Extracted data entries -
------------------------

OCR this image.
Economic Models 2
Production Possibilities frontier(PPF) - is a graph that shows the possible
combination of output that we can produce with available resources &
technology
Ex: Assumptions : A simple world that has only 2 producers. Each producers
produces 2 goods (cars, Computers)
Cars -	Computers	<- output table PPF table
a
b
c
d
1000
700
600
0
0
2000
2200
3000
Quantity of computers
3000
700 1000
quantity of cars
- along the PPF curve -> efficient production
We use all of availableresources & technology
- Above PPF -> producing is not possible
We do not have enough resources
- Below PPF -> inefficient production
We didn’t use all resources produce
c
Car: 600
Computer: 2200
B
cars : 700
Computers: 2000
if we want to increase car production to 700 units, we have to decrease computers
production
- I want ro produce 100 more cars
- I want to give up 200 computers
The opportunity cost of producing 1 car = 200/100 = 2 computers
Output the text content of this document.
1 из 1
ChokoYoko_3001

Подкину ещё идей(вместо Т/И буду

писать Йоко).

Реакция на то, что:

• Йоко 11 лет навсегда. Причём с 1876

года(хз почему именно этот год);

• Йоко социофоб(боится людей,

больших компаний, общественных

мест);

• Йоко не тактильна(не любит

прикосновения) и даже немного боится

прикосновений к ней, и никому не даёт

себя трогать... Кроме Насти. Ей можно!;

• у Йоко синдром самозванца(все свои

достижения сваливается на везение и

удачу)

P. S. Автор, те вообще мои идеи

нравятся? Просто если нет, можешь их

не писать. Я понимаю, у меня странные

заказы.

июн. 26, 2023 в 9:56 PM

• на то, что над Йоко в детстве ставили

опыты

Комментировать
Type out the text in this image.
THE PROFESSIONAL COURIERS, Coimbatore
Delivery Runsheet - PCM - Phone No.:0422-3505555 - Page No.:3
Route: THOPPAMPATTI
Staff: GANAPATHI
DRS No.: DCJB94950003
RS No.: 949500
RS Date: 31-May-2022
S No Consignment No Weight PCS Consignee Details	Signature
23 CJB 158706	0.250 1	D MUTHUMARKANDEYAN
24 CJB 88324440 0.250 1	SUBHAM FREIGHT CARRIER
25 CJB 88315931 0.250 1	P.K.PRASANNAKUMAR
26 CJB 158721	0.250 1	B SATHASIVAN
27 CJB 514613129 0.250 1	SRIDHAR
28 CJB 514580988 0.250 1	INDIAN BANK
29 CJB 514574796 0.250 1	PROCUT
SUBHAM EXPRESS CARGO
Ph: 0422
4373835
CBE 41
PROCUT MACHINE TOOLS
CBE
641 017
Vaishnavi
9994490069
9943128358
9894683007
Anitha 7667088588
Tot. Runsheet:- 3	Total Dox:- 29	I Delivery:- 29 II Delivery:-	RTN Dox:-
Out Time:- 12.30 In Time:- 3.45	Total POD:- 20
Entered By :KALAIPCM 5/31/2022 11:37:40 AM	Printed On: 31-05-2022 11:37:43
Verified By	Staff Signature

------------------------

To be done -
Write out exactly the lines starting with the one that holds "Output the text content of this document." and running through the last line above.

Task response -
Output the text content of this document.
1 из 1
ChokoYoko_3001

Подкину ещё идей(вместо Т/И буду

писать Йоко).

Реакция на то, что:

• Йоко 11 лет навсегда. Причём с 1876

года(хз почему именно этот год);

• Йоко социофоб(боится людей,

больших компаний, общественных

мест);

• Йоко не тактильна(не любит

прикосновения) и даже немного боится

прикосновений к ней, и никому не даёт

себя трогать... Кроме Насти. Ей можно!;

• у Йоко синдром самозванца(все свои

достижения сваливается на везение и

удачу)

P. S. Автор, те вообще мои идеи

нравятся? Просто если нет, можешь их

не писать. Я понимаю, у меня странные

заказы.

июн. 26, 2023 в 9:56 PM

• на то, что над Йоко в детстве ставили

опыты

Комментировать
Type out the text in this image.
THE PROFESSIONAL COURIERS, Coimbatore
Delivery Runsheet - PCM - Phone No.:0422-3505555 - Page No.:3
Route: THOPPAMPATTI
Staff: GANAPATHI
DRS No.: DCJB94950003
RS No.: 949500
RS Date: 31-May-2022
S No Consignment No Weight PCS Consignee Details	Signature
23 CJB 158706	0.250 1	D MUTHUMARKANDEYAN
24 CJB 88324440 0.250 1	SUBHAM FREIGHT CARRIER
25 CJB 88315931 0.250 1	P.K.PRASANNAKUMAR
26 CJB 158721	0.250 1	B SATHASIVAN
27 CJB 514613129 0.250 1	SRIDHAR
28 CJB 514580988 0.250 1	INDIAN BANK
29 CJB 514574796 0.250 1	PROCUT
SUBHAM EXPRESS CARGO
Ph: 0422
4373835
CBE 41
PROCUT MACHINE TOOLS
CBE
641 017
Vaishnavi
9994490069
9943128358
9894683007
Anitha 7667088588
Tot. Runsheet:- 3	Total Dox:- 29	I Delivery:- 29 II Delivery:-	RTN Dox:-
Out Time:- 12.30 In Time:- 3.45	Total POD:- 20
Entered By :KALAIPCM 5/31/2022 11:37:40 AM	Printed On: 31-05-2022 11:37:43
Verified By	Staff Signature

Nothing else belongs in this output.